Our research has sought to better pinpoint the boundaries of one of the most remarkable urbanisations on the planet, and attempted to unveil what underpinned the changes undergone by this dynamic area.

Spatial Delineation

We can understand a metropolitan area as an integrated functional unit, in which a densely populated urban core is closely connected with the less-populated surrounding territories. Developed countries generally define the urban core by population size, and the functionally related peripheries by commuting rate.

But this method is not suitable for the BMA. For one thing, commuting data is still largely unavailable; and for another, most Chinese metropolitan areas are developed more through the spill-over of non-agricultural activities than through that of residents. Thus, as with many other scholars specialized in studying Chinese metropolitan areas, we use the development of non-agricultural activities instead (Hu, Zhou, and Gu. 2000).

*****

> _List of tasks_
A) Summarize the passage on metropolitan area delineation in two sentences.
B) List every author surname in the citation in the passage on metropolitan area delineation.
C) In the passage on metropolitan area delineation, what do developed countries generally use to define the functionally related peripheries?

> _Listed records_
*****

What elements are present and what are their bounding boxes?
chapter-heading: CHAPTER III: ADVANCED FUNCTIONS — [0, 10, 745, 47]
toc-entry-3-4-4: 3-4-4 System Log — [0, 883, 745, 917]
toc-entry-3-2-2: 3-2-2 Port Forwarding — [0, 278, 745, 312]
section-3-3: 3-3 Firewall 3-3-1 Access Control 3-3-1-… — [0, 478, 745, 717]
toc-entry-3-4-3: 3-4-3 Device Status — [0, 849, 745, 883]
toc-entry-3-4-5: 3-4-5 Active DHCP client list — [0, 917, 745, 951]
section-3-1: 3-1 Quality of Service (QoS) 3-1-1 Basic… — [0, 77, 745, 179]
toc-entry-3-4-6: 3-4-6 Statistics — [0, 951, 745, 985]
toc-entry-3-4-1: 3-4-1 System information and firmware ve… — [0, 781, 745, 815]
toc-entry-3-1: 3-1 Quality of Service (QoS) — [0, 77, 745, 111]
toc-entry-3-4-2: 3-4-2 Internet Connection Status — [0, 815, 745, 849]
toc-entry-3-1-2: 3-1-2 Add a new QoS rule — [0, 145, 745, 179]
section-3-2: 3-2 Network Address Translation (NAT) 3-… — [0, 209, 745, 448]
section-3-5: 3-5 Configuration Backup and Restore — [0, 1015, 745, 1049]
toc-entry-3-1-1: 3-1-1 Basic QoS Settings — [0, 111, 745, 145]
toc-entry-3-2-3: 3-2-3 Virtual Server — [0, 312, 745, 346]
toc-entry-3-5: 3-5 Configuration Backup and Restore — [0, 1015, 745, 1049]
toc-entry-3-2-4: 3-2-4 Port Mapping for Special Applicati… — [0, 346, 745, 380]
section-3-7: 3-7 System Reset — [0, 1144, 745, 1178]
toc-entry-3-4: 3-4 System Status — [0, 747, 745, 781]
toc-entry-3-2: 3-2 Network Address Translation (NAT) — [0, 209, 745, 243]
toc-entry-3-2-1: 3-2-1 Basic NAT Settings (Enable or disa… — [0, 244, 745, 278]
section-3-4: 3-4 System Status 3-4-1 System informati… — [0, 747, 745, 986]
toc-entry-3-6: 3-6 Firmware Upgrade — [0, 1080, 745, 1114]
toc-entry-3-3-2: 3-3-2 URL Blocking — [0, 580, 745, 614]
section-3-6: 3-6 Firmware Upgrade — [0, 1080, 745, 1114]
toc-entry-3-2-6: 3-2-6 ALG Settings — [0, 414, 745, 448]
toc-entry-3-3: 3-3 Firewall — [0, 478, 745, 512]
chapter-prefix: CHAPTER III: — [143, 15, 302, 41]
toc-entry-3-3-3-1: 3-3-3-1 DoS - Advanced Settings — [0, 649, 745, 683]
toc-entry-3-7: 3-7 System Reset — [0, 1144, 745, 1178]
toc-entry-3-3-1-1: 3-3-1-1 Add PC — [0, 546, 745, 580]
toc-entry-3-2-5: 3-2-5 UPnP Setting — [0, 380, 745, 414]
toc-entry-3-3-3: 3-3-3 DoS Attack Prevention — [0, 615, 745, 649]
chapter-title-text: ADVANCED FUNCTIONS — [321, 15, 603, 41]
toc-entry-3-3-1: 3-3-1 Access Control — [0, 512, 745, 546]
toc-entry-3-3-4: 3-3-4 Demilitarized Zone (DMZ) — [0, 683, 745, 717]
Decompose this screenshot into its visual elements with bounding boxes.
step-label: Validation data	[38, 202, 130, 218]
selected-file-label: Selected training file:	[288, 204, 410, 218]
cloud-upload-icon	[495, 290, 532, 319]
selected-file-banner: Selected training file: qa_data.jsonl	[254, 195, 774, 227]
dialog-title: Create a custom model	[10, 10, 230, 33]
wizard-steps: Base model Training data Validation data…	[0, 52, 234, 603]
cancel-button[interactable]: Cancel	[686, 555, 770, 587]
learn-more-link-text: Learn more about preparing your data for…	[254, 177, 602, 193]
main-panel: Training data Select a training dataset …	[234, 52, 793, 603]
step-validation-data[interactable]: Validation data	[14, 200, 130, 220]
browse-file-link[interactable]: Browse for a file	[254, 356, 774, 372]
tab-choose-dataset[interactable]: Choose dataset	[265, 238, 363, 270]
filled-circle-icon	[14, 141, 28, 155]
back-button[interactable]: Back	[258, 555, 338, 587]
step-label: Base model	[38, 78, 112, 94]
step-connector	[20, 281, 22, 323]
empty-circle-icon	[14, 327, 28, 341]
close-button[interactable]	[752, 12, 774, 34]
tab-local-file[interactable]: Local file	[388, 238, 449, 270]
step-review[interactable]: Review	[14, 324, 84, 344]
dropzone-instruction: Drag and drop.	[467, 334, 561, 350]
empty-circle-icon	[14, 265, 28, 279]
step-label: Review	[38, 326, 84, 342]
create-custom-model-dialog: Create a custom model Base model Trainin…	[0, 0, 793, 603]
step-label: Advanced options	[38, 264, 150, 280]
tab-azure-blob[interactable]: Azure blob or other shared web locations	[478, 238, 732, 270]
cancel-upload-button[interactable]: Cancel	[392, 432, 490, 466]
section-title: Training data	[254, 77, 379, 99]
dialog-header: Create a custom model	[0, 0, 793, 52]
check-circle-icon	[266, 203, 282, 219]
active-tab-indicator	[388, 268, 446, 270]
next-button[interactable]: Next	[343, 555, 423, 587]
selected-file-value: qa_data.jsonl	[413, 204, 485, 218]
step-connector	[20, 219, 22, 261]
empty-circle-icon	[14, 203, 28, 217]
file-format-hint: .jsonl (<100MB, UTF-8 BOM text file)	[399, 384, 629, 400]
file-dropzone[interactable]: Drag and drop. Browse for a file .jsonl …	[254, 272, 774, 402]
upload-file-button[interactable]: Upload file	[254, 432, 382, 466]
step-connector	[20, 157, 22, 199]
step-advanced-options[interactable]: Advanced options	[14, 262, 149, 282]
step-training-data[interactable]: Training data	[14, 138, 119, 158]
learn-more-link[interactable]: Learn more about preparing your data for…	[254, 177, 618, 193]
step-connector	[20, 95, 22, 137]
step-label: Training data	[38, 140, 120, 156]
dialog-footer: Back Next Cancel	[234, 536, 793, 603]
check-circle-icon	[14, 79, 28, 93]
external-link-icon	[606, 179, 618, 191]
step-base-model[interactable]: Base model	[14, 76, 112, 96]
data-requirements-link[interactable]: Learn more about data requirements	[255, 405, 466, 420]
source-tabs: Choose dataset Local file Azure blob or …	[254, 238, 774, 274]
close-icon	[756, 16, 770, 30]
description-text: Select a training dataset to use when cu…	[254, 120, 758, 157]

*****

> _Responses by task_
A) The research aims to pinpoint the boundaries of the BMA, a remarkable urbanization, and to uncover what drove its changes. Because commuting data is largely unavailable and Chinese metropolitan areas grow mainly through the spill-over of non-agricultural activities, the study delineates the area by the development of those activities rather than by the population-size and commuting-rate method used in developed countries.

B) Hu, Zhou, Gu

C) Commuting rate.